GIVEN REQUEST
Pictures in the records should not be copied, but every other part must be repeated exactly.
+-------+
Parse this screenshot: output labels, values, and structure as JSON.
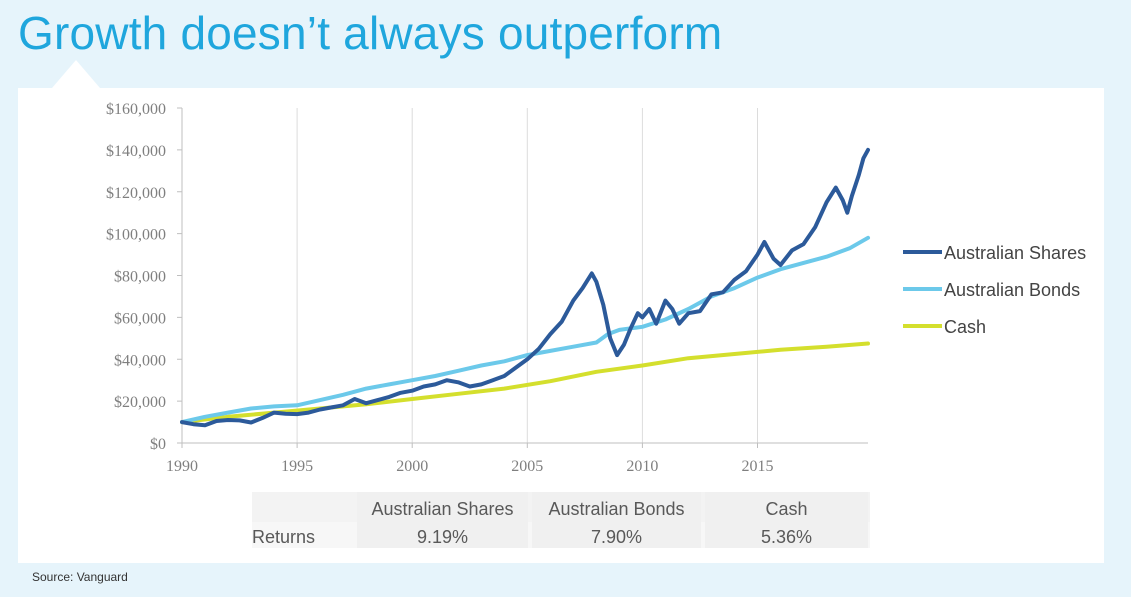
{
  "title": "Growth doesn’t always outperform",
  "source": "Source: Vanguard",
  "colors": {
    "title": "#1fa6dd",
    "shares": "#2c5a9a",
    "bonds": "#6cc9ea",
    "cash": "#d4df2d",
    "background": "#e6f4fb"
  },
  "chart_data": {
    "type": "line",
    "xlim": [
      1990,
      2019.8
    ],
    "ylim": [
      0,
      160000
    ],
    "x_ticks": [
      "1990",
      "1995",
      "2000",
      "2005",
      "2010",
      "2015"
    ],
    "y_ticks": [
      "$0",
      "$20,000",
      "$40,000",
      "$60,000",
      "$80,000",
      "$100,000",
      "$120,000",
      "$140,000",
      "$160,000"
    ],
    "grid": "vertical",
    "legend_position": "right",
    "series": [
      {
        "name": "Australian Shares",
        "color": "#2c5a9a",
        "points": [
          [
            1990,
            10000
          ],
          [
            1990.5,
            9000
          ],
          [
            1991,
            8500
          ],
          [
            1991.5,
            10500
          ],
          [
            1992,
            11000
          ],
          [
            1992.5,
            10800
          ],
          [
            1993,
            9800
          ],
          [
            1993.5,
            12000
          ],
          [
            1994,
            14500
          ],
          [
            1994.5,
            14000
          ],
          [
            1995,
            13800
          ],
          [
            1995.5,
            14500
          ],
          [
            1996,
            16000
          ],
          [
            1996.5,
            17000
          ],
          [
            1997,
            18000
          ],
          [
            1997.5,
            21000
          ],
          [
            1998,
            19000
          ],
          [
            1998.5,
            20500
          ],
          [
            1999,
            22000
          ],
          [
            1999.5,
            24000
          ],
          [
            2000,
            25000
          ],
          [
            2000.5,
            27000
          ],
          [
            2001,
            28000
          ],
          [
            2001.5,
            30000
          ],
          [
            2002,
            29000
          ],
          [
            2002.5,
            27000
          ],
          [
            2003,
            28000
          ],
          [
            2003.5,
            30000
          ],
          [
            2004,
            32000
          ],
          [
            2004.5,
            36000
          ],
          [
            2005,
            40000
          ],
          [
            2005.5,
            45000
          ],
          [
            2006,
            52000
          ],
          [
            2006.5,
            58000
          ],
          [
            2007,
            68000
          ],
          [
            2007.4,
            74000
          ],
          [
            2007.8,
            81000
          ],
          [
            2008,
            77000
          ],
          [
            2008.3,
            66000
          ],
          [
            2008.6,
            50000
          ],
          [
            2008.9,
            42000
          ],
          [
            2009.2,
            47000
          ],
          [
            2009.5,
            55000
          ],
          [
            2009.8,
            62000
          ],
          [
            2010,
            60000
          ],
          [
            2010.3,
            64000
          ],
          [
            2010.6,
            57000
          ],
          [
            2011,
            68000
          ],
          [
            2011.3,
            64000
          ],
          [
            2011.6,
            57000
          ],
          [
            2012,
            62000
          ],
          [
            2012.5,
            63000
          ],
          [
            2013,
            71000
          ],
          [
            2013.5,
            72000
          ],
          [
            2014,
            78000
          ],
          [
            2014.5,
            82000
          ],
          [
            2015,
            90000
          ],
          [
            2015.3,
            96000
          ],
          [
            2015.7,
            88000
          ],
          [
            2016,
            85000
          ],
          [
            2016.5,
            92000
          ],
          [
            2017,
            95000
          ],
          [
            2017.5,
            103000
          ],
          [
            2018,
            115000
          ],
          [
            2018.4,
            122000
          ],
          [
            2018.7,
            116000
          ],
          [
            2018.9,
            110000
          ],
          [
            2019.1,
            118000
          ],
          [
            2019.4,
            128000
          ],
          [
            2019.6,
            136000
          ],
          [
            2019.8,
            140000
          ]
        ]
      },
      {
        "name": "Australian Bonds",
        "color": "#6cc9ea",
        "points": [
          [
            1990,
            10000
          ],
          [
            1991,
            12500
          ],
          [
            1992,
            14500
          ],
          [
            1993,
            16500
          ],
          [
            1994,
            17500
          ],
          [
            1995,
            18000
          ],
          [
            1996,
            20500
          ],
          [
            1997,
            23000
          ],
          [
            1998,
            26000
          ],
          [
            1999,
            28000
          ],
          [
            2000,
            30000
          ],
          [
            2001,
            32000
          ],
          [
            2002,
            34500
          ],
          [
            2003,
            37000
          ],
          [
            2004,
            39000
          ],
          [
            2005,
            42000
          ],
          [
            2006,
            44000
          ],
          [
            2007,
            46000
          ],
          [
            2008,
            48000
          ],
          [
            2008.5,
            52000
          ],
          [
            2009,
            54000
          ],
          [
            2010,
            55500
          ],
          [
            2011,
            59000
          ],
          [
            2012,
            64000
          ],
          [
            2013,
            70000
          ],
          [
            2014,
            74000
          ],
          [
            2015,
            79000
          ],
          [
            2016,
            83000
          ],
          [
            2017,
            86000
          ],
          [
            2018,
            89000
          ],
          [
            2019,
            93000
          ],
          [
            2019.8,
            98000
          ]
        ]
      },
      {
        "name": "Cash",
        "color": "#d4df2d",
        "points": [
          [
            1990,
            10000
          ],
          [
            1992,
            12500
          ],
          [
            1994,
            14500
          ],
          [
            1996,
            16500
          ],
          [
            1998,
            18500
          ],
          [
            2000,
            21000
          ],
          [
            2002,
            23500
          ],
          [
            2004,
            26000
          ],
          [
            2006,
            29500
          ],
          [
            2008,
            34000
          ],
          [
            2010,
            37000
          ],
          [
            2012,
            40500
          ],
          [
            2014,
            42500
          ],
          [
            2016,
            44500
          ],
          [
            2018,
            46000
          ],
          [
            2019.8,
            47500
          ]
        ]
      }
    ]
  },
  "returns_table": {
    "row_label": "Returns",
    "columns": [
      {
        "header": "Australian Shares",
        "value": "9.19%"
      },
      {
        "header": "Australian Bonds",
        "value": "7.90%"
      },
      {
        "header": "Cash",
        "value": "5.36%"
      }
    ]
  }
}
+-------+
SOLUTION TO THIS TASK
Parse this screenshot: output labels, values, and structure as JSON.
{
  "title": "Growth doesn’t always outperform",
  "source": "Source: Vanguard",
  "colors": {
    "title": "#1fa6dd",
    "shares": "#2c5a9a",
    "bonds": "#6cc9ea",
    "cash": "#d4df2d",
    "background": "#e6f4fb"
  },
  "chart_data": {
    "type": "line",
    "xlim": [
      1990,
      2019.8
    ],
    "ylim": [
      0,
      160000
    ],
    "x_ticks": [
      "1990",
      "1995",
      "2000",
      "2005",
      "2010",
      "2015"
    ],
    "y_ticks": [
      "$0",
      "$20,000",
      "$40,000",
      "$60,000",
      "$80,000",
      "$100,000",
      "$120,000",
      "$140,000",
      "$160,000"
    ],
    "grid": "vertical",
    "legend_position": "right",
    "series": [
      {
        "name": "Australian Shares",
        "color": "#2c5a9a",
        "points": [
          [
            1990,
            10000
          ],
          [
            1990.5,
            9000
          ],
          [
            1991,
            8500
          ],
          [
            1991.5,
            10500
          ],
          [
            1992,
            11000
          ],
          [
            1992.5,
            10800
          ],
          [
            1993,
            9800
          ],
          [
            1993.5,
            12000
          ],
          [
            1994,
            14500
          ],
          [
            1994.5,
            14000
          ],
          [
            1995,
            13800
          ],
          [
            1995.5,
            14500
          ],
          [
            1996,
            16000
          ],
          [
            1996.5,
            17000
          ],
          [
            1997,
            18000
          ],
          [
            1997.5,
            21000
          ],
          [
            1998,
            19000
          ],
          [
            1998.5,
            20500
          ],
          [
            1999,
            22000
          ],
          [
            1999.5,
            24000
          ],
          [
            2000,
            25000
          ],
          [
            2000.5,
            27000
          ],
          [
            2001,
            28000
          ],
          [
            2001.5,
            30000
          ],
          [
            2002,
            29000
          ],
          [
            2002.5,
            27000
          ],
          [
            2003,
            28000
          ],
          [
            2003.5,
            30000
          ],
          [
            2004,
            32000
          ],
          [
            2004.5,
            36000
          ],
          [
            2005,
            40000
          ],
          [
            2005.5,
            45000
          ],
          [
            2006,
            52000
          ],
          [
            2006.5,
            58000
          ],
          [
            2007,
            68000
          ],
          [
            2007.4,
            74000
          ],
          [
            2007.8,
            81000
          ],
          [
            2008,
            77000
          ],
          [
            2008.3,
            66000
          ],
          [
            2008.6,
            50000
          ],
          [
            2008.9,
            42000
          ],
          [
            2009.2,
            47000
          ],
          [
            2009.5,
            55000
          ],
          [
            2009.8,
            62000
          ],
          [
            2010,
            60000
          ],
          [
            2010.3,
            64000
          ],
          [
            2010.6,
            57000
          ],
          [
            2011,
            68000
          ],
          [
            2011.3,
            64000
          ],
          [
            2011.6,
            57000
          ],
          [
            2012,
            62000
          ],
          [
            2012.5,
            63000
          ],
          [
            2013,
            71000
          ],
          [
            2013.5,
            72000
          ],
          [
            2014,
            78000
          ],
          [
            2014.5,
            82000
          ],
          [
            2015,
            90000
          ],
          [
            2015.3,
            96000
          ],
          [
            2015.7,
            88000
          ],
          [
            2016,
            85000
          ],
          [
            2016.5,
            92000
          ],
          [
            2017,
            95000
          ],
          [
            2017.5,
            103000
          ],
          [
            2018,
            115000
          ],
          [
            2018.4,
            122000
          ],
          [
            2018.7,
            116000
          ],
          [
            2018.9,
            110000
          ],
          [
            2019.1,
            118000
          ],
          [
            2019.4,
            128000
          ],
          [
            2019.6,
            136000
          ],
          [
            2019.8,
            140000
          ]
        ]
      },
      {
        "name": "Australian Bonds",
        "color": "#6cc9ea",
        "points": [
          [
            1990,
            10000
          ],
          [
            1991,
            12500
          ],
          [
            1992,
            14500
          ],
          [
            1993,
            16500
          ],
          [
            1994,
            17500
          ],
          [
            1995,
            18000
          ],
          [
            1996,
            20500
          ],
          [
            1997,
            23000
          ],
          [
            1998,
            26000
          ],
          [
            1999,
            28000
          ],
          [
            2000,
            30000
          ],
          [
            2001,
            32000
          ],
          [
            2002,
            34500
          ],
          [
            2003,
            37000
          ],
          [
            2004,
            39000
          ],
          [
            2005,
            42000
          ],
          [
            2006,
            44000
          ],
          [
            2007,
            46000
          ],
          [
            2008,
            48000
          ],
          [
            2008.5,
            52000
          ],
          [
            2009,
            54000
          ],
          [
            2010,
            55500
          ],
          [
            2011,
            59000
          ],
          [
            2012,
            64000
          ],
          [
            2013,
            70000
          ],
          [
            2014,
            74000
          ],
          [
            2015,
            79000
          ],
          [
            2016,
            83000
          ],
          [
            2017,
            86000
          ],
          [
            2018,
            89000
          ],
          [
            2019,
            93000
          ],
          [
            2019.8,
            98000
          ]
        ]
      },
      {
        "name": "Cash",
        "color": "#d4df2d",
        "points": [
          [
            1990,
            10000
          ],
          [
            1992,
            12500
          ],
          [
            1994,
            14500
          ],
          [
            1996,
            16500
          ],
          [
            1998,
            18500
          ],
          [
            2000,
            21000
          ],
          [
            2002,
            23500
          ],
          [
            2004,
            26000
          ],
          [
            2006,
            29500
          ],
          [
            2008,
            34000
          ],
          [
            2010,
            37000
          ],
          [
            2012,
            40500
          ],
          [
            2014,
            42500
          ],
          [
            2016,
            44500
          ],
          [
            2018,
            46000
          ],
          [
            2019.8,
            47500
          ]
        ]
      }
    ]
  },
  "returns_table": {
    "row_label": "Returns",
    "columns": [
      {
        "header": "Australian Shares",
        "value": "9.19%"
      },
      {
        "header": "Australian Bonds",
        "value": "7.90%"
      },
      {
        "header": "Cash",
        "value": "5.36%"
      }
    ]
  }
}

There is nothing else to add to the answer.